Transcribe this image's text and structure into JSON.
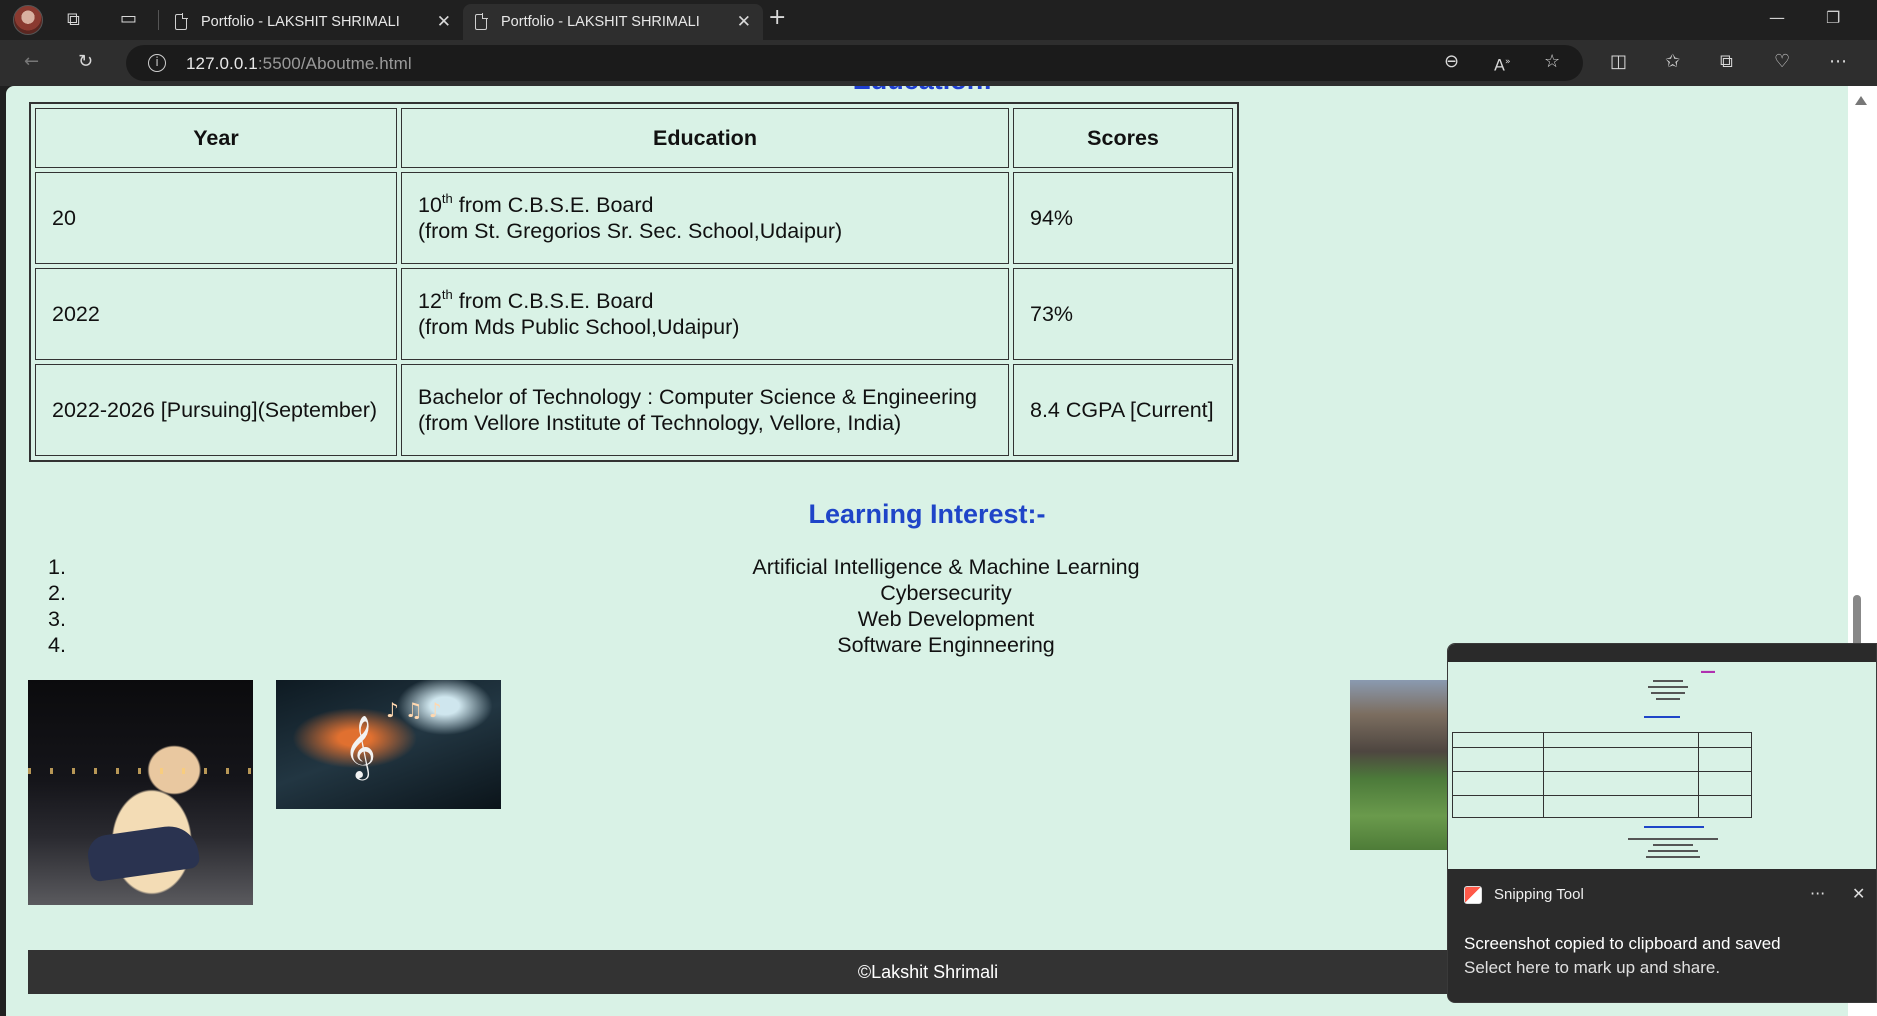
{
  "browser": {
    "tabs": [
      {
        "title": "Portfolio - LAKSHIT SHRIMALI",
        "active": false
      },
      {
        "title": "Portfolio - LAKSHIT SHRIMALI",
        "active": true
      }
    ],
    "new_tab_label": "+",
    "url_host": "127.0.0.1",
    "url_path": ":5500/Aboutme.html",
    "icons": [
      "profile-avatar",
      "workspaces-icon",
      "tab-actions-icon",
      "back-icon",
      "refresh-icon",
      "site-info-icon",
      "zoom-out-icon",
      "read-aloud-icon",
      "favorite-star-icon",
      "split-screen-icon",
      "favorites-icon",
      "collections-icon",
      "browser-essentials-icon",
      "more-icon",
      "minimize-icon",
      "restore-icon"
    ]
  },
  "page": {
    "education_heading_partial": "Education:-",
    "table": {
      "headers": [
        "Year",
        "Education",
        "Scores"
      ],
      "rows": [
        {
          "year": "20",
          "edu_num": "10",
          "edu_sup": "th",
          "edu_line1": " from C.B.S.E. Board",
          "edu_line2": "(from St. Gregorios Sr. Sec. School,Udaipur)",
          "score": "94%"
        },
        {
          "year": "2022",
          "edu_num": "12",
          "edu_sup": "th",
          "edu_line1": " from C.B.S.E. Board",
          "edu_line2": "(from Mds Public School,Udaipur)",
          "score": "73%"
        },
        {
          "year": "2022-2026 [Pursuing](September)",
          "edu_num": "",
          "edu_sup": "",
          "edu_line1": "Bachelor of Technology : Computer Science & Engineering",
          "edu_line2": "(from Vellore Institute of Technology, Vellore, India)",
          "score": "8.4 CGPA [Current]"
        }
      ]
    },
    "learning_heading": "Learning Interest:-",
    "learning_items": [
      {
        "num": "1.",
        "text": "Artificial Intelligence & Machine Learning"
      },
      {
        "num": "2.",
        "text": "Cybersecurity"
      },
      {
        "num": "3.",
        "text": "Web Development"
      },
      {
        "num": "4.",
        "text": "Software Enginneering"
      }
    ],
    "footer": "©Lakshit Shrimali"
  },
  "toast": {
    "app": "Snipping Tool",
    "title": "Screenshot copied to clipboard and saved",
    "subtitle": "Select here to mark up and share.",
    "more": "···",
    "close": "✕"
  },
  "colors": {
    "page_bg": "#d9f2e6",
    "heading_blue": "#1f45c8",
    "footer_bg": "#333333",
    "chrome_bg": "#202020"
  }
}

——

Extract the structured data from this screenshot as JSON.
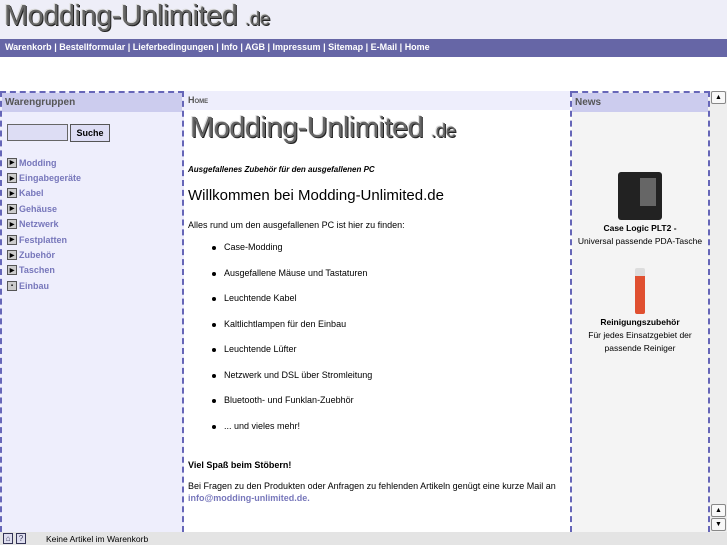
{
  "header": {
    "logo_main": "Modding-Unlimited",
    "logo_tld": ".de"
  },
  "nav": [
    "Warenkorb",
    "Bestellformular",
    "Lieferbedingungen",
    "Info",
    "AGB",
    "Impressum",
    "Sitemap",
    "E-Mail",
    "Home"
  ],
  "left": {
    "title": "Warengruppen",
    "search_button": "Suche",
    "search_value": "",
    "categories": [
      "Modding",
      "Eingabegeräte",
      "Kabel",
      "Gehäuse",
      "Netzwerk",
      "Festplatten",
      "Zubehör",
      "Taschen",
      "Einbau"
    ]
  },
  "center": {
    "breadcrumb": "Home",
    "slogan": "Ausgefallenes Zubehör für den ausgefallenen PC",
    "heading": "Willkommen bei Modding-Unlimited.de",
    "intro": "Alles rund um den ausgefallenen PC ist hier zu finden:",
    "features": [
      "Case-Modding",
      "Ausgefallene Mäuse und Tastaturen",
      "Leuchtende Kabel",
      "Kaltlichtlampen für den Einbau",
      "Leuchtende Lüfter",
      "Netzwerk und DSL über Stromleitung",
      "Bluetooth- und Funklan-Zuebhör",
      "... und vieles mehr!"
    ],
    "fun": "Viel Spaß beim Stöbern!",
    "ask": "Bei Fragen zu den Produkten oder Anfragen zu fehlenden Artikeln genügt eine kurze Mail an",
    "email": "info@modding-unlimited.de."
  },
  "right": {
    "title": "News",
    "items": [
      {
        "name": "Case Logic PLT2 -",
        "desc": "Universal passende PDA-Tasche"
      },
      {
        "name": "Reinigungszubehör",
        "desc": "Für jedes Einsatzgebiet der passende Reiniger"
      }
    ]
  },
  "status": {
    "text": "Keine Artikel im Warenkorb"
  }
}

——

→ What this task involves
Pick out every line above that holds the word "from" and copy it.

→ Solution for this exercise
          "edu_line1": " from C.B.S.E. Board",
          "edu_line2": "(from St. Gregorios Sr. Sec. School,Udaipur)",
          "edu_line1": " from C.B.S.E. Board",
          "edu_line2": "(from Mds Public School,Udaipur)",
          "edu_line2": "(from Vellore Institute of Technology, Vellore, India)",
Extract the structured data from this screenshot as JSON.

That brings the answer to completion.